***** Supplied records

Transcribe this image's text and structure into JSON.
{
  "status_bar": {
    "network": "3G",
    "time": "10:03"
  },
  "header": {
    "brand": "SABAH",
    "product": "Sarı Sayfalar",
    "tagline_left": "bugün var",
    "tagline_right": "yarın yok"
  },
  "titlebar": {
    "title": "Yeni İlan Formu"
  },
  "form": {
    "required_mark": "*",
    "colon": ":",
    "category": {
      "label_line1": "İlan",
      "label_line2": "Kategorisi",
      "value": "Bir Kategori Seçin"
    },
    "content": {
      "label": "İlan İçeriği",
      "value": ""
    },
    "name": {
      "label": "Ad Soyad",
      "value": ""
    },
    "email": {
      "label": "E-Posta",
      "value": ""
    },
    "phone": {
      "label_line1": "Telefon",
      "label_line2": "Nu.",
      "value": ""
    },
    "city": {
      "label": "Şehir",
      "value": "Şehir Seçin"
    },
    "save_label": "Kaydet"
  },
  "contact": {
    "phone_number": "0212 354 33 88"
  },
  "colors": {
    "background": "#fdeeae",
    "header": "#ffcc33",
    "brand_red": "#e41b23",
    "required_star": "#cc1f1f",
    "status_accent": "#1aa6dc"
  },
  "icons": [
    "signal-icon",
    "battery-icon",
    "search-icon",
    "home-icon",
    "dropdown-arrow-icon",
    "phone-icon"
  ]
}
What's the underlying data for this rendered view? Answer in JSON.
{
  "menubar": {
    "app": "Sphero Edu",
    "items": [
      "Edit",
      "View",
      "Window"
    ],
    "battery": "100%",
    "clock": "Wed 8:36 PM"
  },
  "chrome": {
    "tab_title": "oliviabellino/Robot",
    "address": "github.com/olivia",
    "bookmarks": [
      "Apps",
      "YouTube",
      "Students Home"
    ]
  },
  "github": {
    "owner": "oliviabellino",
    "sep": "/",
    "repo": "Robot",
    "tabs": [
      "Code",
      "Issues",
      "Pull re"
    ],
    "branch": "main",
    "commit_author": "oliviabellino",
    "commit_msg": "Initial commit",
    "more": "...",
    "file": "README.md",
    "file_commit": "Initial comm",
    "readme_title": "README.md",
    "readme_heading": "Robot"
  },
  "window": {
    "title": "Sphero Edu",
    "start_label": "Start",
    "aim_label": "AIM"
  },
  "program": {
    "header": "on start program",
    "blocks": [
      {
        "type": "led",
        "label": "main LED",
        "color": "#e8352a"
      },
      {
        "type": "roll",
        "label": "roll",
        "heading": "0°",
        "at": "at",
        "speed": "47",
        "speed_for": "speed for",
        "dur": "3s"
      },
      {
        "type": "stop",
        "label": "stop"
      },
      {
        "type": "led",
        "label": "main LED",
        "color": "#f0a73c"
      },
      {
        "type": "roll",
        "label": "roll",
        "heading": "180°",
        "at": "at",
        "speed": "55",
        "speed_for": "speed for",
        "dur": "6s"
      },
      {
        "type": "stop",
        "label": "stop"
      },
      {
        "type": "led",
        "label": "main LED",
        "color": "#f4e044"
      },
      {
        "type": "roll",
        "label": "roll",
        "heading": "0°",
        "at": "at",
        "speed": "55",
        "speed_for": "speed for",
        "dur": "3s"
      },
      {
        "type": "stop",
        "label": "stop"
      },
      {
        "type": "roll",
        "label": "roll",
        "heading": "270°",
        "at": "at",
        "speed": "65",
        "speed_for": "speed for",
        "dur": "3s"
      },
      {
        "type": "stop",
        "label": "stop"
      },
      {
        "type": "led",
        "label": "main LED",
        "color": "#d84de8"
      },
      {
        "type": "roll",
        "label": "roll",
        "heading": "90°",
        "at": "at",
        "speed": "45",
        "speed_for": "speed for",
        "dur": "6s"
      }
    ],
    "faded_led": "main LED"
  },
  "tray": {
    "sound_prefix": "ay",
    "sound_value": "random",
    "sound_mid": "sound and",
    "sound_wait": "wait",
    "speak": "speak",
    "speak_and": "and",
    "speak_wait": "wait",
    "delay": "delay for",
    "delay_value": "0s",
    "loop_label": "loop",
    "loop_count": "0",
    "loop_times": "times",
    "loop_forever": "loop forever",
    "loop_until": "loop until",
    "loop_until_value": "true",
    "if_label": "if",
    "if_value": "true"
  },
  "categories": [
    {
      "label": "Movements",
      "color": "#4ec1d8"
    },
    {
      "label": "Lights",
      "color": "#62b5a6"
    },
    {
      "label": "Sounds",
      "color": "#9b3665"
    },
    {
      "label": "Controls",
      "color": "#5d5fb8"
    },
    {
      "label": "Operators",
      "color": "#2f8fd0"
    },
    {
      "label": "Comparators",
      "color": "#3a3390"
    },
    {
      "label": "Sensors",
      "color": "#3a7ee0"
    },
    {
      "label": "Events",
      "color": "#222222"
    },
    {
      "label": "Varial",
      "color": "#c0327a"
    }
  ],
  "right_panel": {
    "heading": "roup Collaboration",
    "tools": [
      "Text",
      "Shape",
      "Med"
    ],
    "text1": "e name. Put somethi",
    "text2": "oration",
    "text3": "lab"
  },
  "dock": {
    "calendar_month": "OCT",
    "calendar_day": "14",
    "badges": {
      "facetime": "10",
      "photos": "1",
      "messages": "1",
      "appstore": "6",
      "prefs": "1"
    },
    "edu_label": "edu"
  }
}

**********

What needs to be done:
Reproduce the data, keeping every line exactly the same.

Solution to this task:
Transcribe this image's text and structure into JSON.
{
  "status_bar": {
    "network": "3G",
    "time": "10:03"
  },
  "header": {
    "brand": "SABAH",
    "product": "Sarı Sayfalar",
    "tagline_left": "bugün var",
    "tagline_right": "yarın yok"
  },
  "titlebar": {
    "title": "Yeni İlan Formu"
  },
  "form": {
    "required_mark": "*",
    "colon": ":",
    "category": {
      "label_line1": "İlan",
      "label_line2": "Kategorisi",
      "value": "Bir Kategori Seçin"
    },
    "content": {
      "label": "İlan İçeriği",
      "value": ""
    },
    "name": {
      "label": "Ad Soyad",
      "value": ""
    },
    "email": {
      "label": "E-Posta",
      "value": ""
    },
    "phone": {
      "label_line1": "Telefon",
      "label_line2": "Nu.",
      "value": ""
    },
    "city": {
      "label": "Şehir",
      "value": "Şehir Seçin"
    },
    "save_label": "Kaydet"
  },
  "contact": {
    "phone_number": "0212 354 33 88"
  },
  "colors": {
    "background": "#fdeeae",
    "header": "#ffcc33",
    "brand_red": "#e41b23",
    "required_star": "#cc1f1f",
    "status_accent": "#1aa6dc"
  },
  "icons": [
    "signal-icon",
    "battery-icon",
    "search-icon",
    "home-icon",
    "dropdown-arrow-icon",
    "phone-icon"
  ]
}
What's the underlying data for this rendered view? Answer in JSON.
{
  "menubar": {
    "app": "Sphero Edu",
    "items": [
      "Edit",
      "View",
      "Window"
    ],
    "battery": "100%",
    "clock": "Wed 8:36 PM"
  },
  "chrome": {
    "tab_title": "oliviabellino/Robot",
    "address": "github.com/olivia",
    "bookmarks": [
      "Apps",
      "YouTube",
      "Students Home"
    ]
  },
  "github": {
    "owner": "oliviabellino",
    "sep": "/",
    "repo": "Robot",
    "tabs": [
      "Code",
      "Issues",
      "Pull re"
    ],
    "branch": "main",
    "commit_author": "oliviabellino",
    "commit_msg": "Initial commit",
    "more": "...",
    "file": "README.md",
    "file_commit": "Initial comm",
    "readme_title": "README.md",
    "readme_heading": "Robot"
  },
  "window": {
    "title": "Sphero Edu",
    "start_label": "Start",
    "aim_label": "AIM"
  },
  "program": {
    "header": "on start program",
    "blocks": [
      {
        "type": "led",
        "label": "main LED",
        "color": "#e8352a"
      },
      {
        "type": "roll",
        "label": "roll",
        "heading": "0°",
        "at": "at",
        "speed": "47",
        "speed_for": "speed for",
        "dur": "3s"
      },
      {
        "type": "stop",
        "label": "stop"
      },
      {
        "type": "led",
        "label": "main LED",
        "color": "#f0a73c"
      },
      {
        "type": "roll",
        "label": "roll",
        "heading": "180°",
        "at": "at",
        "speed": "55",
        "speed_for": "speed for",
        "dur": "6s"
      },
      {
        "type": "stop",
        "label": "stop"
      },
      {
        "type": "led",
        "label": "main LED",
        "color": "#f4e044"
      },
      {
        "type": "roll",
        "label": "roll",
        "heading": "0°",
        "at": "at",
        "speed": "55",
        "speed_for": "speed for",
        "dur": "3s"
      },
      {
        "type": "stop",
        "label": "stop"
      },
      {
        "type": "roll",
        "label": "roll",
        "heading": "270°",
        "at": "at",
        "speed": "65",
        "speed_for": "speed for",
        "dur": "3s"
      },
      {
        "type": "stop",
        "label": "stop"
      },
      {
        "type": "led",
        "label": "main LED",
        "color": "#d84de8"
      },
      {
        "type": "roll",
        "label": "roll",
        "heading": "90°",
        "at": "at",
        "speed": "45",
        "speed_for": "speed for",
        "dur": "6s"
      }
    ],
    "faded_led": "main LED"
  },
  "tray": {
    "sound_prefix": "ay",
    "sound_value": "random",
    "sound_mid": "sound and",
    "sound_wait": "wait",
    "speak": "speak",
    "speak_and": "and",
    "speak_wait": "wait",
    "delay": "delay for",
    "delay_value": "0s",
    "loop_label": "loop",
    "loop_count": "0",
    "loop_times": "times",
    "loop_forever": "loop forever",
    "loop_until": "loop until",
    "loop_until_value": "true",
    "if_label": "if",
    "if_value": "true"
  },
  "categories": [
    {
      "label": "Movements",
      "color": "#4ec1d8"
    },
    {
      "label": "Lights",
      "color": "#62b5a6"
    },
    {
      "label": "Sounds",
      "color": "#9b3665"
    },
    {
      "label": "Controls",
      "color": "#5d5fb8"
    },
    {
      "label": "Operators",
      "color": "#2f8fd0"
    },
    {
      "label": "Comparators",
      "color": "#3a3390"
    },
    {
      "label": "Sensors",
      "color": "#3a7ee0"
    },
    {
      "label": "Events",
      "color": "#222222"
    },
    {
      "label": "Varial",
      "color": "#c0327a"
    }
  ],
  "right_panel": {
    "heading": "roup Collaboration",
    "tools": [
      "Text",
      "Shape",
      "Med"
    ],
    "text1": "e name. Put somethi",
    "text2": "oration",
    "text3": "lab"
  },
  "dock": {
    "calendar_month": "OCT",
    "calendar_day": "14",
    "badges": {
      "facetime": "10",
      "photos": "1",
      "messages": "1",
      "appstore": "6",
      "prefs": "1"
    },
    "edu_label": "edu"
  }
}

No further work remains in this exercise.